→ **RECORDS SHOWN**
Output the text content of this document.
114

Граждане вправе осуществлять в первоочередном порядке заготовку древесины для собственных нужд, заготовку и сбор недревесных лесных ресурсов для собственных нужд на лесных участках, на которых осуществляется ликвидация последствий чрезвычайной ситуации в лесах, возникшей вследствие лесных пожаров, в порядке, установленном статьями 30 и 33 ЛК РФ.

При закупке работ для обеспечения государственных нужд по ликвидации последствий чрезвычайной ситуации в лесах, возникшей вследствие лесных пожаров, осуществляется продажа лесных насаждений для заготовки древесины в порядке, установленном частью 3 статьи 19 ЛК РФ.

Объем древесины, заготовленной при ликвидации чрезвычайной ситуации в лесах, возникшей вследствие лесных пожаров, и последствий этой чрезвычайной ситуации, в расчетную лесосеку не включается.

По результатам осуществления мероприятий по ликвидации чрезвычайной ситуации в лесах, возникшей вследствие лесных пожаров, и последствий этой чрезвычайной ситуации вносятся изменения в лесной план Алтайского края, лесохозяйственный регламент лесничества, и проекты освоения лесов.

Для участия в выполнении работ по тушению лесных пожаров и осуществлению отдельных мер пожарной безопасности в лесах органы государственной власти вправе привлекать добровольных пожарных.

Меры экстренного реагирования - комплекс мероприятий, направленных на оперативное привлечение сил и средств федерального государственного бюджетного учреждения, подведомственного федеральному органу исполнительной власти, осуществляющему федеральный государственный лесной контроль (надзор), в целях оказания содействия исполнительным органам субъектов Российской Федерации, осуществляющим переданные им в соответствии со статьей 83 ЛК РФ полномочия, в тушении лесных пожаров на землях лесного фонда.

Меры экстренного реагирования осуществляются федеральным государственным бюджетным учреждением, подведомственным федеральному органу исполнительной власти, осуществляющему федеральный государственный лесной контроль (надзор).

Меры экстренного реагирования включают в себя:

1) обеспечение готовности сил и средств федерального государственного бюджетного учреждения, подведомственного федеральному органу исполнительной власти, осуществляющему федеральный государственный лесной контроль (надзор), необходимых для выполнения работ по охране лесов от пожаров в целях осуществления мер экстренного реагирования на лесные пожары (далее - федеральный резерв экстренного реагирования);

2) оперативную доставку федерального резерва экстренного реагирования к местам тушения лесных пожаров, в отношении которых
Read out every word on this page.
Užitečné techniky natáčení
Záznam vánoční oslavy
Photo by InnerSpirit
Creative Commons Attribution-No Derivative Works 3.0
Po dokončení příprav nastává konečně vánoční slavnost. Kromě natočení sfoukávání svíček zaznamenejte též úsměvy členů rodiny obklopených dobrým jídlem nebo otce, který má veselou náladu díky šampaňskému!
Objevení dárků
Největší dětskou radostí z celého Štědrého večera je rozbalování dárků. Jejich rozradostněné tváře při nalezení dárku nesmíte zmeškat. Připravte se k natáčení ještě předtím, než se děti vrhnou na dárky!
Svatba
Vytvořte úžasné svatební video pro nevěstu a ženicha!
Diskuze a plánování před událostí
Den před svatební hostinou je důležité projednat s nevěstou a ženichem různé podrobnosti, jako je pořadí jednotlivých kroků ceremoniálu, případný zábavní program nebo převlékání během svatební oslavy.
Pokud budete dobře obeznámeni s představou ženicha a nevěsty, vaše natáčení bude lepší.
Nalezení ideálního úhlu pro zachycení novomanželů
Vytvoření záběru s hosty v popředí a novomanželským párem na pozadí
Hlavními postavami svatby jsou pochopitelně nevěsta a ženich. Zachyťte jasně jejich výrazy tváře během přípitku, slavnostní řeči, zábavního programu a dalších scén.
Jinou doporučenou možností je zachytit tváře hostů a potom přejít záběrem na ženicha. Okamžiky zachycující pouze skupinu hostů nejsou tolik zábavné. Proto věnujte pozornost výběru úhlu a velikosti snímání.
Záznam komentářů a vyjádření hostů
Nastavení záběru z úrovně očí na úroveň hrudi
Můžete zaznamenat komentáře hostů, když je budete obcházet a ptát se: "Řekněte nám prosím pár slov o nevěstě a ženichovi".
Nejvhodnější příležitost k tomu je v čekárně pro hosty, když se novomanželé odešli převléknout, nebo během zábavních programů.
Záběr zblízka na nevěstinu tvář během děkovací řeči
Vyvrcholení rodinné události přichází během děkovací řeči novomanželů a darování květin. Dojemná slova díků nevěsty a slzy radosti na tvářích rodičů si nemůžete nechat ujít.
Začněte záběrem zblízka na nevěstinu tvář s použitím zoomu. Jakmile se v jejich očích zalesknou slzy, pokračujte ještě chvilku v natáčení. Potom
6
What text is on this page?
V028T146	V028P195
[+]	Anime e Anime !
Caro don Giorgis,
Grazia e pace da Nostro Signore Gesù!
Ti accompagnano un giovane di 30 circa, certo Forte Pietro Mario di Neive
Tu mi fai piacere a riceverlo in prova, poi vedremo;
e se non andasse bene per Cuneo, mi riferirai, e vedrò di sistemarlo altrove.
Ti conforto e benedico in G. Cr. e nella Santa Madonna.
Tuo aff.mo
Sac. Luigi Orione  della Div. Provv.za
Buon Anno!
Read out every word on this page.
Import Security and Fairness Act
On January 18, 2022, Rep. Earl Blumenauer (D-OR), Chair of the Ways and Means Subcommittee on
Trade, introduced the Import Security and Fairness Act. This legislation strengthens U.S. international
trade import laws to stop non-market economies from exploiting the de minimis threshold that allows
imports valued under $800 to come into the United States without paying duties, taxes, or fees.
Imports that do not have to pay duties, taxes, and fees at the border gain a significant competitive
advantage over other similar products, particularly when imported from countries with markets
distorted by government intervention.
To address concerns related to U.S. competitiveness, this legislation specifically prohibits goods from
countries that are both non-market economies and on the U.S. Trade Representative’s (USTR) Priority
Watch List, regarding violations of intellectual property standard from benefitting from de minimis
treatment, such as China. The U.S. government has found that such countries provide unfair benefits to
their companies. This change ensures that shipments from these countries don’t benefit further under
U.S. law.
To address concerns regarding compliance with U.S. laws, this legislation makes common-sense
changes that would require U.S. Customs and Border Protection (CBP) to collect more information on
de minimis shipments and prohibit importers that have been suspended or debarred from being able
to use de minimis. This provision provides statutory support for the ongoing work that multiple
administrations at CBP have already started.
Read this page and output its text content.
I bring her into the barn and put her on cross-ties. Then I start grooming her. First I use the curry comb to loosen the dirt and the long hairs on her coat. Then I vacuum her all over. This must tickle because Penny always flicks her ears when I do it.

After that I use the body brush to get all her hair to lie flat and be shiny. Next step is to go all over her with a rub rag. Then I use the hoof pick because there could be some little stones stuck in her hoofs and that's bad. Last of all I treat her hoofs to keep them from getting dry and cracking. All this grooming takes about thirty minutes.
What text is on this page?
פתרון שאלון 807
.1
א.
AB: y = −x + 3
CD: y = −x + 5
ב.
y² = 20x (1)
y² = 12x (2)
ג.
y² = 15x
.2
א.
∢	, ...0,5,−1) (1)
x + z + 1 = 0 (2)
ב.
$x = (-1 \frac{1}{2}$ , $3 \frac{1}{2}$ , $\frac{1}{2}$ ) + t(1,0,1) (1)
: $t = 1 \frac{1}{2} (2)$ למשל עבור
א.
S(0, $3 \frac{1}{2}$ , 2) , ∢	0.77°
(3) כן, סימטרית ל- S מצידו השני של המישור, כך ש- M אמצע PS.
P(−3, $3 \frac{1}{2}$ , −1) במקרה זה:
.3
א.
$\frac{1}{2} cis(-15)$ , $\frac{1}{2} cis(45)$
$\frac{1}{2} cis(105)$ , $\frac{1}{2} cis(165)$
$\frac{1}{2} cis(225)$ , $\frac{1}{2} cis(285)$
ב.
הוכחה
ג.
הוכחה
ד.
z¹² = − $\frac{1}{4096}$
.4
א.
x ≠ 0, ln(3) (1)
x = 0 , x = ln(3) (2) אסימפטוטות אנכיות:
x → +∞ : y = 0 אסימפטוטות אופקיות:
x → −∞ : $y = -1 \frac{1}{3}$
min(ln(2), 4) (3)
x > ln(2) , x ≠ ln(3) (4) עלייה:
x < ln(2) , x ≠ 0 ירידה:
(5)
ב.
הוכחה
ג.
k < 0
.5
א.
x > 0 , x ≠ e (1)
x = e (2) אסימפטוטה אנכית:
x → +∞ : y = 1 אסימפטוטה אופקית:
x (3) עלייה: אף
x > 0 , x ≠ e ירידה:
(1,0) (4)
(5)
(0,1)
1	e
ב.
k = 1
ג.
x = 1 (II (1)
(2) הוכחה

→ **REQUIREMENTS**
Pull out the lines above in which the word "děkovací" appears.

→ **WRITTEN ANSWER**
Záběr zblízka na nevěstinu tvář během děkovací řeči
Vyvrcholení rodinné události přichází během děkovací řeči novomanželů a darování květin. Dojemná slova díků nevěsty a slzy radosti na tvářích rodičů si nemůžete nechat ujít.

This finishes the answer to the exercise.